Task instructions:
In the copy, keep every record exact and leave out all images.

Record set:
^^^^
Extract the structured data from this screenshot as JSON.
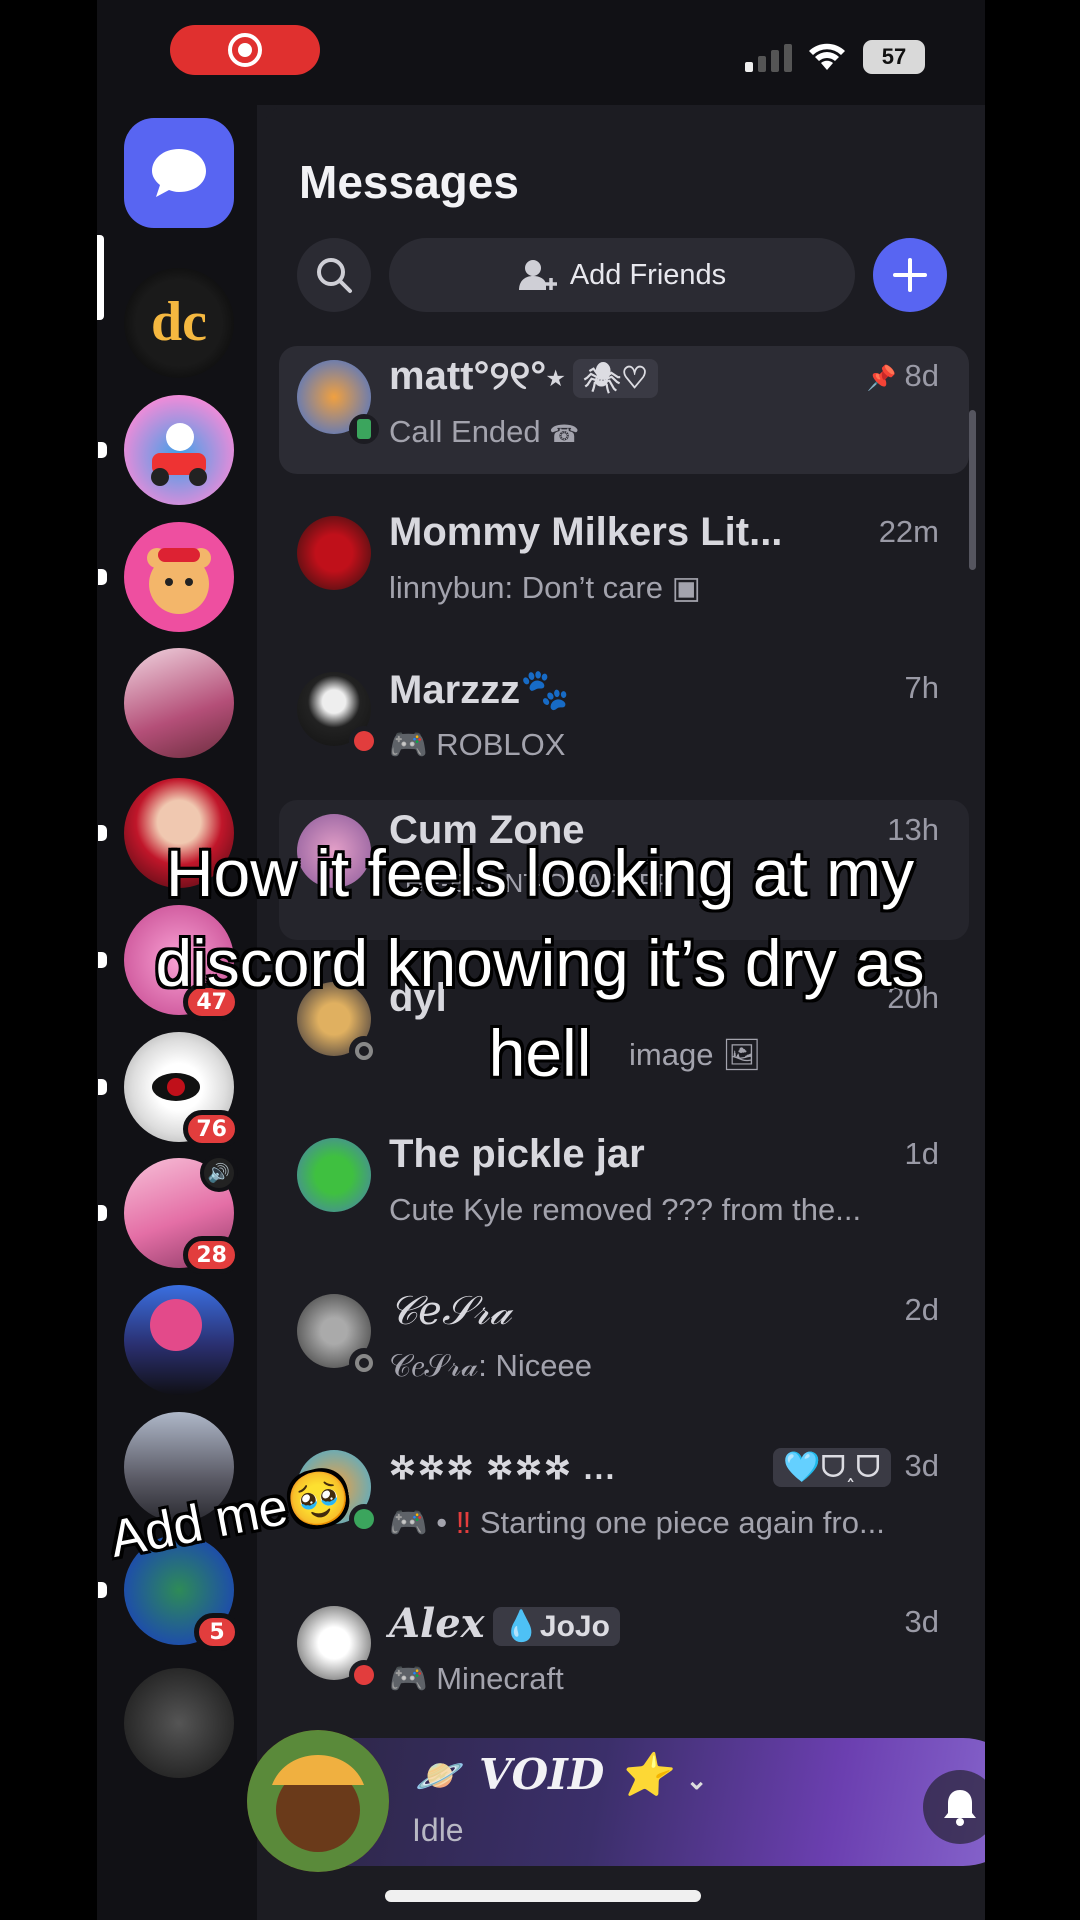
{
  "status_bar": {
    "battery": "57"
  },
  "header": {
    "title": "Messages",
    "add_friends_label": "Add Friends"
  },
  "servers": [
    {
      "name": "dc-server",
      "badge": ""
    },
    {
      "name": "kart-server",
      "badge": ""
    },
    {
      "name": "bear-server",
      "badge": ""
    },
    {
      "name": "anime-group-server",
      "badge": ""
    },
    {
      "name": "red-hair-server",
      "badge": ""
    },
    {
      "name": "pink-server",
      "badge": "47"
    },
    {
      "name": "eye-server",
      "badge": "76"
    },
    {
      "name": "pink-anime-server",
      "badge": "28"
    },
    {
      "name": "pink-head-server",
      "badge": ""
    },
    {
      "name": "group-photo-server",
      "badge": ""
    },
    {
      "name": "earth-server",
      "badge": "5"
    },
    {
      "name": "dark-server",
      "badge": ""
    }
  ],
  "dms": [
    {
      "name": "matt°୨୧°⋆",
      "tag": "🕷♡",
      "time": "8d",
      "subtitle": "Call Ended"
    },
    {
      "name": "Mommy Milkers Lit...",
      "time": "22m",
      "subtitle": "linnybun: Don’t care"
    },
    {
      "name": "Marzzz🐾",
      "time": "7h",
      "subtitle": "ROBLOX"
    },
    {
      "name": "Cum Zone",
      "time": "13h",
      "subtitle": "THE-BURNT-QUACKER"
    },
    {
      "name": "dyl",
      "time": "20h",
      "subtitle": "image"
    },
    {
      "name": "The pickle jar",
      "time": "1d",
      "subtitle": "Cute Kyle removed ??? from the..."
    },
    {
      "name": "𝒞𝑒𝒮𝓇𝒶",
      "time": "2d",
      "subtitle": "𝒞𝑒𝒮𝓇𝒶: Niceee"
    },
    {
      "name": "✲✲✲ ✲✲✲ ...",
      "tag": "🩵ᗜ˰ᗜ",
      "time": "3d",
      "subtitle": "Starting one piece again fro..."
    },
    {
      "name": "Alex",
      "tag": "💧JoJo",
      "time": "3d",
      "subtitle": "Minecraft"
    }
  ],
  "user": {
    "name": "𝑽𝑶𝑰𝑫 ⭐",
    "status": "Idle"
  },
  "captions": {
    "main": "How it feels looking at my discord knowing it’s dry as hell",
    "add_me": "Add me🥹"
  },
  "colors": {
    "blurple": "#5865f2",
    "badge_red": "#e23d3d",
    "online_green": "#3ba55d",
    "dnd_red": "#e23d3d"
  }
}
^^^^
Solution for this exercise:
Extract the structured data from this screenshot as JSON.
{
  "status_bar": {
    "battery": "57"
  },
  "header": {
    "title": "Messages",
    "add_friends_label": "Add Friends"
  },
  "servers": [
    {
      "name": "dc-server",
      "badge": ""
    },
    {
      "name": "kart-server",
      "badge": ""
    },
    {
      "name": "bear-server",
      "badge": ""
    },
    {
      "name": "anime-group-server",
      "badge": ""
    },
    {
      "name": "red-hair-server",
      "badge": ""
    },
    {
      "name": "pink-server",
      "badge": "47"
    },
    {
      "name": "eye-server",
      "badge": "76"
    },
    {
      "name": "pink-anime-server",
      "badge": "28"
    },
    {
      "name": "pink-head-server",
      "badge": ""
    },
    {
      "name": "group-photo-server",
      "badge": ""
    },
    {
      "name": "earth-server",
      "badge": "5"
    },
    {
      "name": "dark-server",
      "badge": ""
    }
  ],
  "dms": [
    {
      "name": "matt°୨୧°⋆",
      "tag": "🕷♡",
      "time": "8d",
      "subtitle": "Call Ended"
    },
    {
      "name": "Mommy Milkers Lit...",
      "time": "22m",
      "subtitle": "linnybun: Don’t care"
    },
    {
      "name": "Marzzz🐾",
      "time": "7h",
      "subtitle": "ROBLOX"
    },
    {
      "name": "Cum Zone",
      "time": "13h",
      "subtitle": "THE-BURNT-QUACKER"
    },
    {
      "name": "dyl",
      "time": "20h",
      "subtitle": "image"
    },
    {
      "name": "The pickle jar",
      "time": "1d",
      "subtitle": "Cute Kyle removed ??? from the..."
    },
    {
      "name": "𝒞𝑒𝒮𝓇𝒶",
      "time": "2d",
      "subtitle": "𝒞𝑒𝒮𝓇𝒶: Niceee"
    },
    {
      "name": "✲✲✲ ✲✲✲ ...",
      "tag": "🩵ᗜ˰ᗜ",
      "time": "3d",
      "subtitle": "Starting one piece again fro..."
    },
    {
      "name": "Alex",
      "tag": "💧JoJo",
      "time": "3d",
      "subtitle": "Minecraft"
    }
  ],
  "user": {
    "name": "𝑽𝑶𝑰𝑫 ⭐",
    "status": "Idle"
  },
  "captions": {
    "main": "How it feels looking at my discord knowing it’s dry as hell",
    "add_me": "Add me🥹"
  },
  "colors": {
    "blurple": "#5865f2",
    "badge_red": "#e23d3d",
    "online_green": "#3ba55d",
    "dnd_red": "#e23d3d"
  }
}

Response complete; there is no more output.